◆ EXERCISE INPUT
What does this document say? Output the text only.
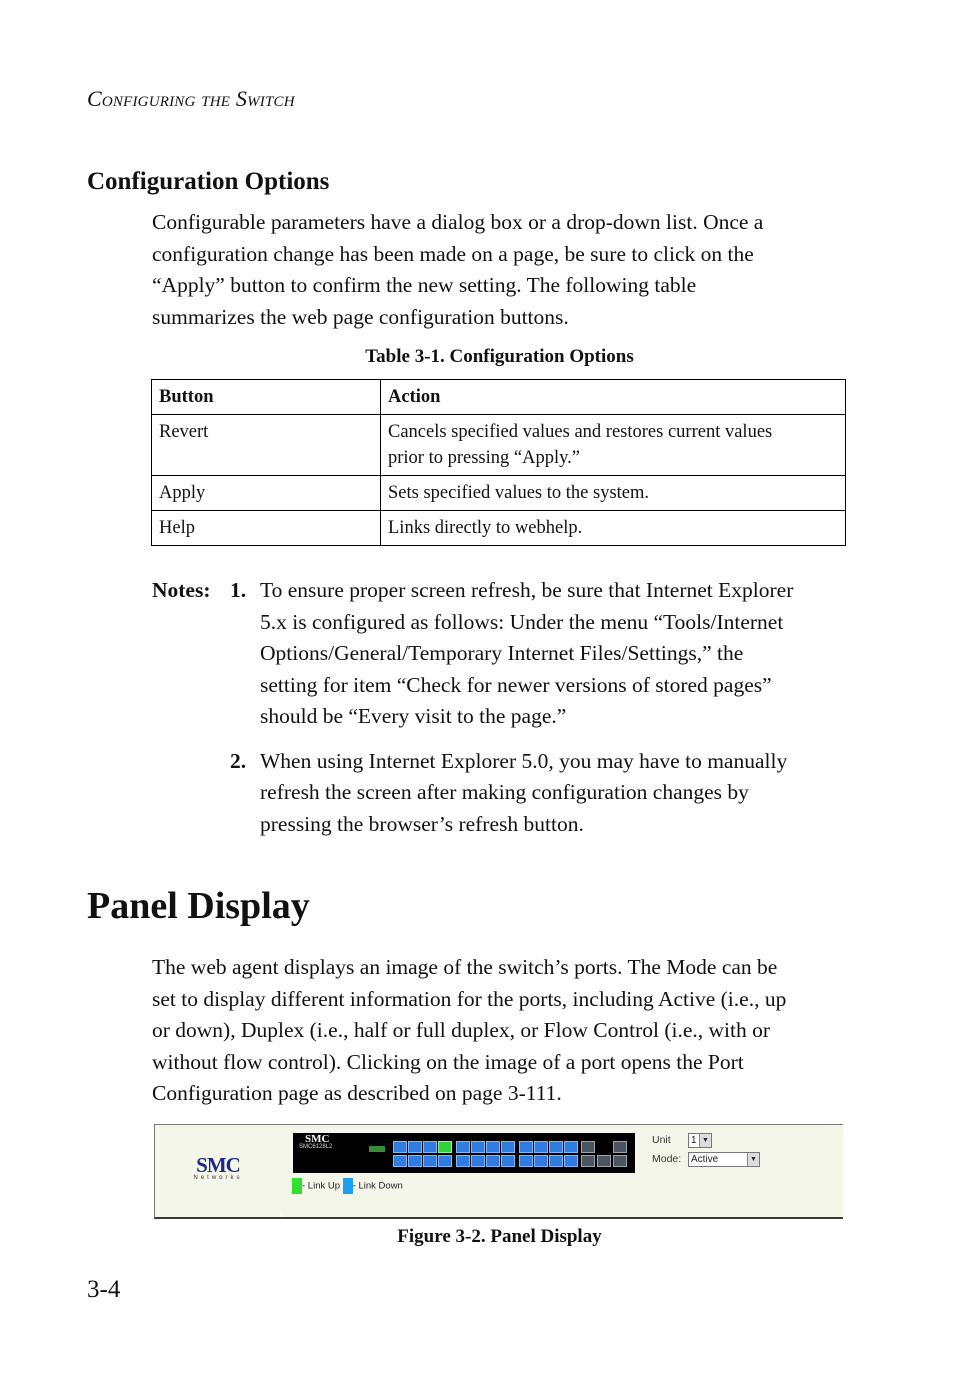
Configuring the Switch
Configuration Options

Configurable parameters have a dialog box or a drop-down list. Once a

configuration change has been made on a page, be sure to click on the

“Apply” button to confirm the new setting. The following table

summarizes the web page configuration buttons.

Table 3-1. Configuration Options
Button	Action
Revert	Cancels specified values and restores current values
prior to pressing “Apply.”

Apply	Sets specified values to the system.

Help	Links directly to webhelp.
Notes: 1. To ensure proper screen refresh, be sure that Internet Explorer
5.x is configured as follows: Under the menu “Tools/Internet
Options/General/Temporary Internet Files/Settings,” the
setting for item “Check for newer versions of stored pages”
should be “Every visit to the page.”
2. When using Internet Explorer 5.0, you may have to manually
refresh the screen after making configuration changes by
pressing the browser’s refresh button.
Panel Display

The web agent displays an image of the switch’s ports. The Mode can be

set to display different information for the ports, including Active (i.e., up

or down), Duplex (i.e., half or full duplex, or Flow Control (i.e., with or

without flow control). Clicking on the image of a port opens the Port

Configuration page as described on page 3-111.

SMC
Networks
SMC
SMC6128L2
- Link Up - Link Down
Unit	1 ▼
Mode: Active	▼
Figure 3-2. Panel Display
3-4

◆ SHORT EXERCISE
Gather every line containing the word "Panel" and copy it.

◆ RESPONSE TO THE TASK
Panel Display
Figure 3-2. Panel Display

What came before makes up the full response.